** START Raw records **

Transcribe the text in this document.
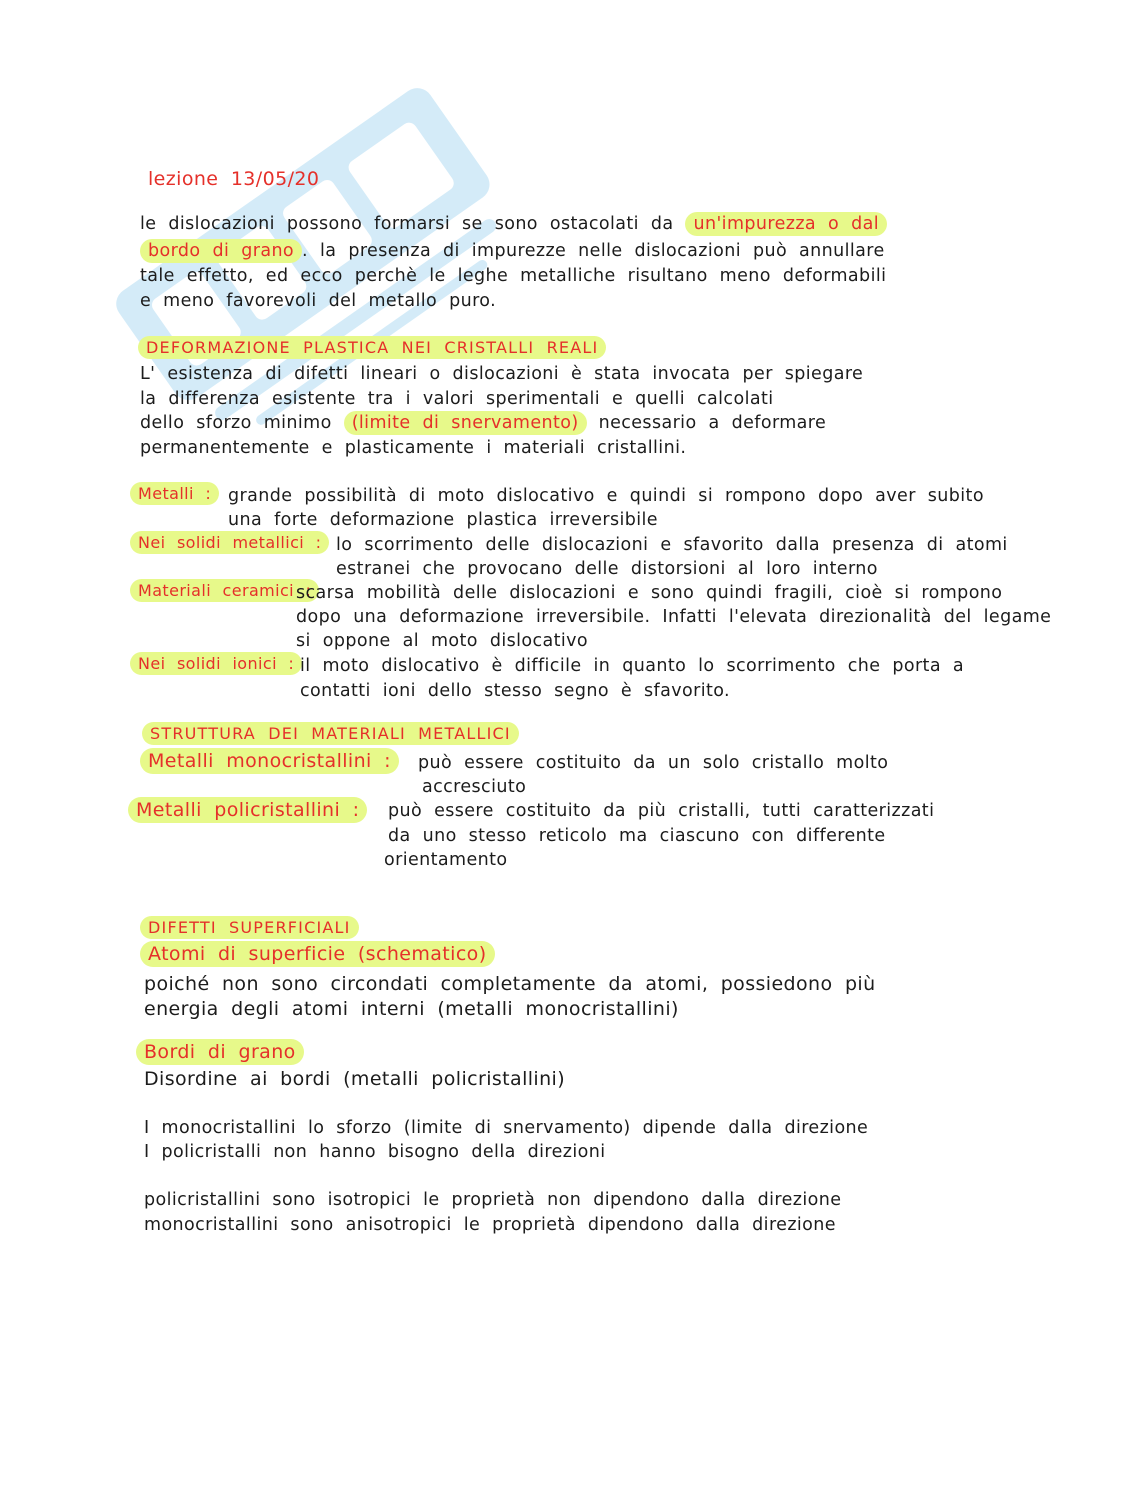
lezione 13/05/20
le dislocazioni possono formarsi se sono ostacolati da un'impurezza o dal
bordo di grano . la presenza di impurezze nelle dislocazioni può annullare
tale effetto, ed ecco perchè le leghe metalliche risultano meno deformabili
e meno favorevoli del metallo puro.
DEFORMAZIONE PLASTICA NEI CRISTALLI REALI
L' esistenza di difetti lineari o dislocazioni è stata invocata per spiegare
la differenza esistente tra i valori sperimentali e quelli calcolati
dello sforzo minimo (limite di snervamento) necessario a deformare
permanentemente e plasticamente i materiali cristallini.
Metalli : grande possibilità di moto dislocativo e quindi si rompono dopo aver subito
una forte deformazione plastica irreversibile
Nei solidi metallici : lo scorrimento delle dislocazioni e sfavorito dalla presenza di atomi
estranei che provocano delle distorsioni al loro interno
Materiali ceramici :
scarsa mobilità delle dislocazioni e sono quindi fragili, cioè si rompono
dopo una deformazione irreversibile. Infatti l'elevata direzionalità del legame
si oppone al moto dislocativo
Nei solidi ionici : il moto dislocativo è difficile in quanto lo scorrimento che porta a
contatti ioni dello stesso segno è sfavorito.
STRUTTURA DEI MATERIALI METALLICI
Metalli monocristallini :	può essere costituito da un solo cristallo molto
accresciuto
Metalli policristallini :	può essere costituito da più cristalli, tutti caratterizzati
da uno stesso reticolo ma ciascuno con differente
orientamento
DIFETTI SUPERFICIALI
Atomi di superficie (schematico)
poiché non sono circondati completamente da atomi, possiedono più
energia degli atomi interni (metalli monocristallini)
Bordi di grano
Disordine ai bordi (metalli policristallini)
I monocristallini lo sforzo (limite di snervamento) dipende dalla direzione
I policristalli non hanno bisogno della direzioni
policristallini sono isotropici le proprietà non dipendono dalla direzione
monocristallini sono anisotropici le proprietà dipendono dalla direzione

** END Raw records **

Exercise requirements. Your task is to retype all the entries exactly and leave out any pictures.

Result of this task.
Transcribe the text in this document.
lezione 13/05/20
le dislocazioni possono formarsi se sono ostacolati da un'impurezza o dal
bordo di grano . la presenza di impurezze nelle dislocazioni può annullare
tale effetto, ed ecco perchè le leghe metalliche risultano meno deformabili
e meno favorevoli del metallo puro.
DEFORMAZIONE PLASTICA NEI CRISTALLI REALI
L' esistenza di difetti lineari o dislocazioni è stata invocata per spiegare
la differenza esistente tra i valori sperimentali e quelli calcolati
dello sforzo minimo (limite di snervamento) necessario a deformare
permanentemente e plasticamente i materiali cristallini.
Metalli : grande possibilità di moto dislocativo e quindi si rompono dopo aver subito
una forte deformazione plastica irreversibile
Nei solidi metallici : lo scorrimento delle dislocazioni e sfavorito dalla presenza di atomi
estranei che provocano delle distorsioni al loro interno
Materiali ceramici :
scarsa mobilità delle dislocazioni e sono quindi fragili, cioè si rompono
dopo una deformazione irreversibile. Infatti l'elevata direzionalità del legame
si oppone al moto dislocativo
Nei solidi ionici : il moto dislocativo è difficile in quanto lo scorrimento che porta a
contatti ioni dello stesso segno è sfavorito.
STRUTTURA DEI MATERIALI METALLICI
Metalli monocristallini :	può essere costituito da un solo cristallo molto
accresciuto
Metalli policristallini :	può essere costituito da più cristalli, tutti caratterizzati
da uno stesso reticolo ma ciascuno con differente
orientamento
DIFETTI SUPERFICIALI
Atomi di superficie (schematico)
poiché non sono circondati completamente da atomi, possiedono più
energia degli atomi interni (metalli monocristallini)
Bordi di grano
Disordine ai bordi (metalli policristallini)
I monocristallini lo sforzo (limite di snervamento) dipende dalla direzione
I policristalli non hanno bisogno della direzioni
policristallini sono isotropici le proprietà non dipendono dalla direzione
monocristallini sono anisotropici le proprietà dipendono dalla direzione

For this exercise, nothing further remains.